Extracted records >>
# # # #
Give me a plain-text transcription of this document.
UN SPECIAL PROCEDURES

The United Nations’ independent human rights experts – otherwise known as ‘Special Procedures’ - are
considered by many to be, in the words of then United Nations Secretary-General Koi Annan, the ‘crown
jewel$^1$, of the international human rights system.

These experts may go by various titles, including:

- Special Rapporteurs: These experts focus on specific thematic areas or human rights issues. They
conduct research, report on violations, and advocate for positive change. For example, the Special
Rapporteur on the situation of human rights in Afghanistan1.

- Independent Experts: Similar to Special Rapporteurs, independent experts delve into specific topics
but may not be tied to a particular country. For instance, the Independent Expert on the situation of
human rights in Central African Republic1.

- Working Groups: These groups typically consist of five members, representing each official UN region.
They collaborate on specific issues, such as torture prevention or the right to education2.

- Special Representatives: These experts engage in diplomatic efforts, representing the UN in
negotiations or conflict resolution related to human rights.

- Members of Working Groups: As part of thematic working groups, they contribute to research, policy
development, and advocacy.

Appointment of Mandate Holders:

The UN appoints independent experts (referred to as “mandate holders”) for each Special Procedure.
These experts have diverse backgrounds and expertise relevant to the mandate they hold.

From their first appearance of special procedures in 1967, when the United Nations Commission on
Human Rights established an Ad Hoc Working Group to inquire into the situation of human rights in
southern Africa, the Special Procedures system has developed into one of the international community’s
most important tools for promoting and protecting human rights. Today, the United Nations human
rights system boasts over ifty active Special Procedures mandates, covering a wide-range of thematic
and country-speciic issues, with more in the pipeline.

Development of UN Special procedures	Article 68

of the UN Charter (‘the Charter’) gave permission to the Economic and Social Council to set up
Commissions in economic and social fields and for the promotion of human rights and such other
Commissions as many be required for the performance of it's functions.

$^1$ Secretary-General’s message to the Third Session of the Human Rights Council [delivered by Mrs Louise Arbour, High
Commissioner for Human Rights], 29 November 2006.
# # # #
Pull out all lines from the entries above that include the word "into".

- Independent Experts: Similar to Special Rapporteurs, independent experts delve into specific topics
Human Rights established an Ad Hoc Working Group to inquire into the situation of human rights in
southern Africa, the Special Procedures system has developed into one of the international community’s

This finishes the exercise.